- [Written task]
Repeat the material verbatim. Images are excluded from the copy.

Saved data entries
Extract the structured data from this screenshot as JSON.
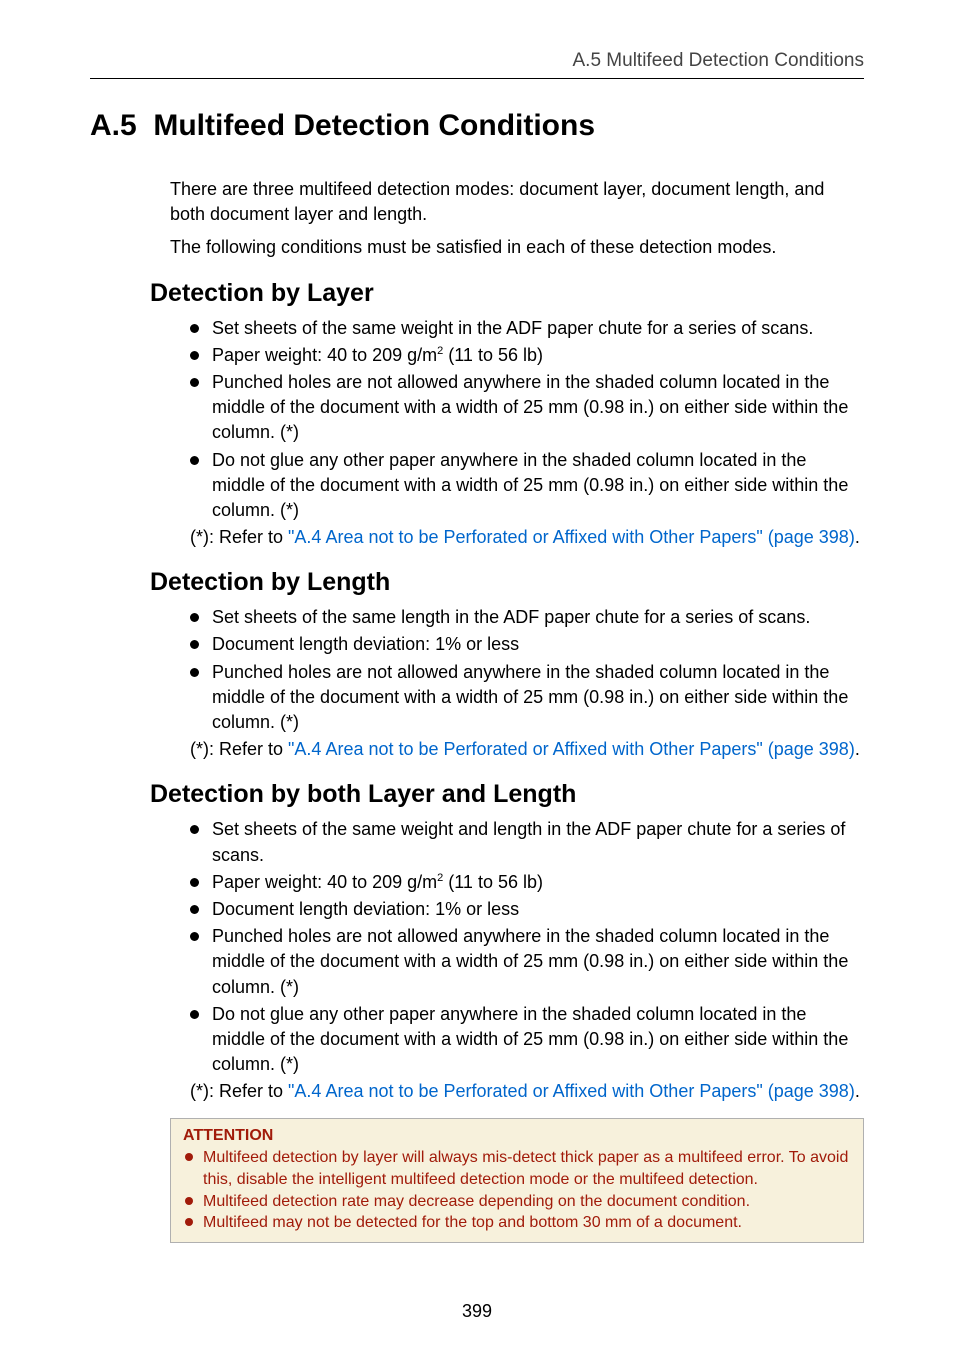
{
  "header": {
    "right_text": "A.5 Multifeed Detection Conditions"
  },
  "title": {
    "number": "A.5",
    "text": "Multifeed Detection Conditions"
  },
  "intro": {
    "p1": "There are three multifeed detection modes: document layer, document length, and both document layer and length.",
    "p2": "The following conditions must be satisfied in each of these detection modes."
  },
  "sections": {
    "layer": {
      "heading": "Detection by Layer",
      "items": [
        "Set sheets of the same weight in the ADF paper chute for a series of scans.",
        "Paper weight: 40 to 209 g/m² (11 to 56 lb)",
        "Punched holes are not allowed anywhere in the shaded column located in the middle of the document with a width of 25 mm (0.98 in.) on either side within the column. (*)",
        "Do not glue any other paper anywhere in the shaded column located in the middle of the document with a width of 25 mm (0.98 in.) on either side within the column. (*)"
      ],
      "footnote_prefix": "(*): Refer to ",
      "footnote_link": "\"A.4 Area not to be Perforated or Affixed with Other Papers\" (page 398)",
      "footnote_suffix": "."
    },
    "length": {
      "heading": "Detection by Length",
      "items": [
        "Set sheets of the same length in the ADF paper chute for a series of scans.",
        "Document length deviation: 1% or less",
        "Punched holes are not allowed anywhere in the shaded column located in the middle of the document with a width of 25 mm (0.98 in.) on either side within the column. (*)"
      ],
      "footnote_prefix": "(*): Refer to ",
      "footnote_link": "\"A.4 Area not to be Perforated or Affixed with Other Papers\" (page 398)",
      "footnote_suffix": "."
    },
    "both": {
      "heading": "Detection by both Layer and Length",
      "items": [
        "Set sheets of the same weight and length in the ADF paper chute for a series of scans.",
        "Paper weight: 40 to 209 g/m² (11 to 56 lb)",
        "Document length deviation: 1% or less",
        "Punched holes are not allowed anywhere in the shaded column located in the middle of the document with a width of 25 mm (0.98 in.) on either side within the column. (*)",
        "Do not glue any other paper anywhere in the shaded column located in the middle of the document with a width of 25 mm (0.98 in.) on either side within the column. (*)"
      ],
      "footnote_prefix": "(*): Refer to ",
      "footnote_link": "\"A.4 Area not to be Perforated or Affixed with Other Papers\" (page 398)",
      "footnote_suffix": "."
    }
  },
  "attention": {
    "title": "ATTENTION",
    "items": [
      "Multifeed detection by layer will always mis-detect thick paper as a multifeed error. To avoid this, disable the intelligent multifeed detection mode or the multifeed detection.",
      "Multifeed detection rate may decrease depending on the document condition.",
      "Multifeed may not be detected for the top and bottom 30 mm of a document."
    ]
  },
  "page_number": "399"
}
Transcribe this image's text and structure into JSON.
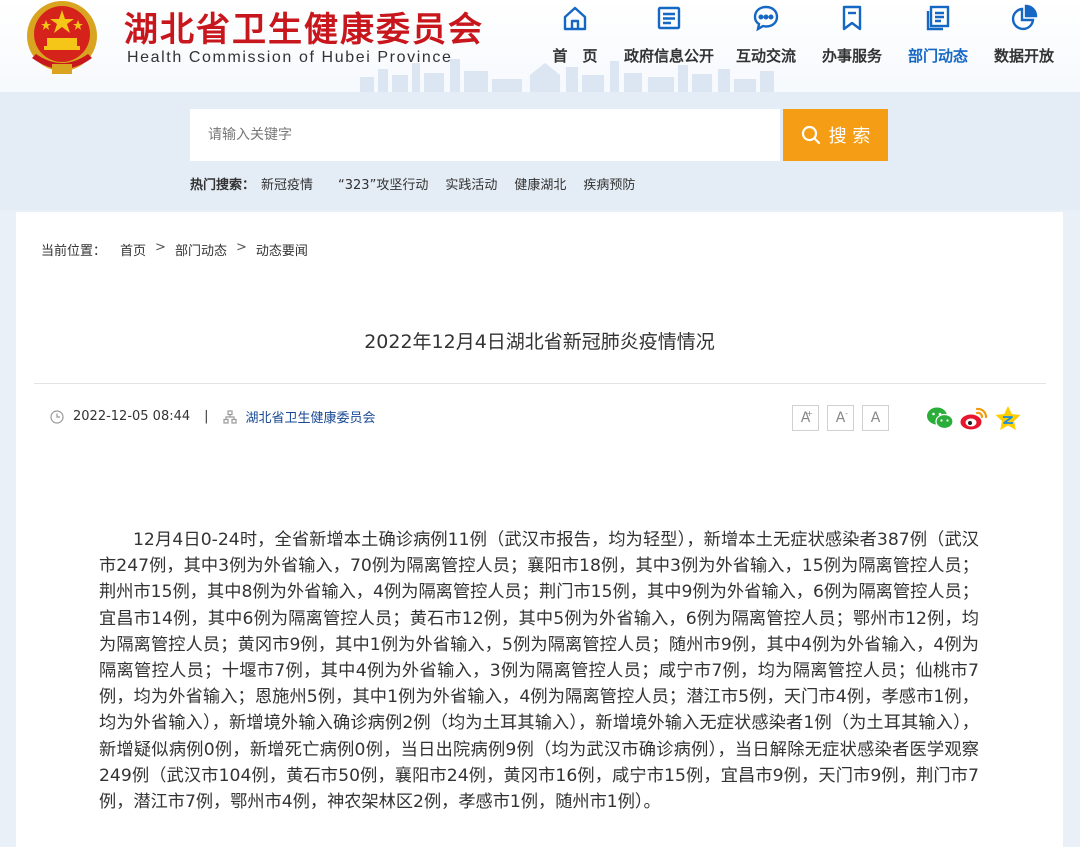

- [Response for this exercise]
Extract the structured data from this screenshot as JSON.
{
  "header": {
    "right_text": "A.5 Multifeed Detection Conditions"
  },
  "title": {
    "number": "A.5",
    "text": "Multifeed Detection Conditions"
  },
  "intro": {
    "p1": "There are three multifeed detection modes: document layer, document length, and both document layer and length.",
    "p2": "The following conditions must be satisfied in each of these detection modes."
  },
  "sections": {
    "layer": {
      "heading": "Detection by Layer",
      "items": [
        "Set sheets of the same weight in the ADF paper chute for a series of scans.",
        "Paper weight: 40 to 209 g/m² (11 to 56 lb)",
        "Punched holes are not allowed anywhere in the shaded column located in the middle of the document with a width of 25 mm (0.98 in.) on either side within the column. (*)",
        "Do not glue any other paper anywhere in the shaded column located in the middle of the document with a width of 25 mm (0.98 in.) on either side within the column. (*)"
      ],
      "footnote_prefix": "(*): Refer to ",
      "footnote_link": "\"A.4 Area not to be Perforated or Affixed with Other Papers\" (page 398)",
      "footnote_suffix": "."
    },
    "length": {
      "heading": "Detection by Length",
      "items": [
        "Set sheets of the same length in the ADF paper chute for a series of scans.",
        "Document length deviation: 1% or less",
        "Punched holes are not allowed anywhere in the shaded column located in the middle of the document with a width of 25 mm (0.98 in.) on either side within the column. (*)"
      ],
      "footnote_prefix": "(*): Refer to ",
      "footnote_link": "\"A.4 Area not to be Perforated or Affixed with Other Papers\" (page 398)",
      "footnote_suffix": "."
    },
    "both": {
      "heading": "Detection by both Layer and Length",
      "items": [
        "Set sheets of the same weight and length in the ADF paper chute for a series of scans.",
        "Paper weight: 40 to 209 g/m² (11 to 56 lb)",
        "Document length deviation: 1% or less",
        "Punched holes are not allowed anywhere in the shaded column located in the middle of the document with a width of 25 mm (0.98 in.) on either side within the column. (*)",
        "Do not glue any other paper anywhere in the shaded column located in the middle of the document with a width of 25 mm (0.98 in.) on either side within the column. (*)"
      ],
      "footnote_prefix": "(*): Refer to ",
      "footnote_link": "\"A.4 Area not to be Perforated or Affixed with Other Papers\" (page 398)",
      "footnote_suffix": "."
    }
  },
  "attention": {
    "title": "ATTENTION",
    "items": [
      "Multifeed detection by layer will always mis-detect thick paper as a multifeed error. To avoid this, disable the intelligent multifeed detection mode or the multifeed detection.",
      "Multifeed detection rate may decrease depending on the document condition.",
      "Multifeed may not be detected for the top and bottom 30 mm of a document."
    ]
  },
  "page_number": "399"
}
Transcribe this image's text and structure into JSON.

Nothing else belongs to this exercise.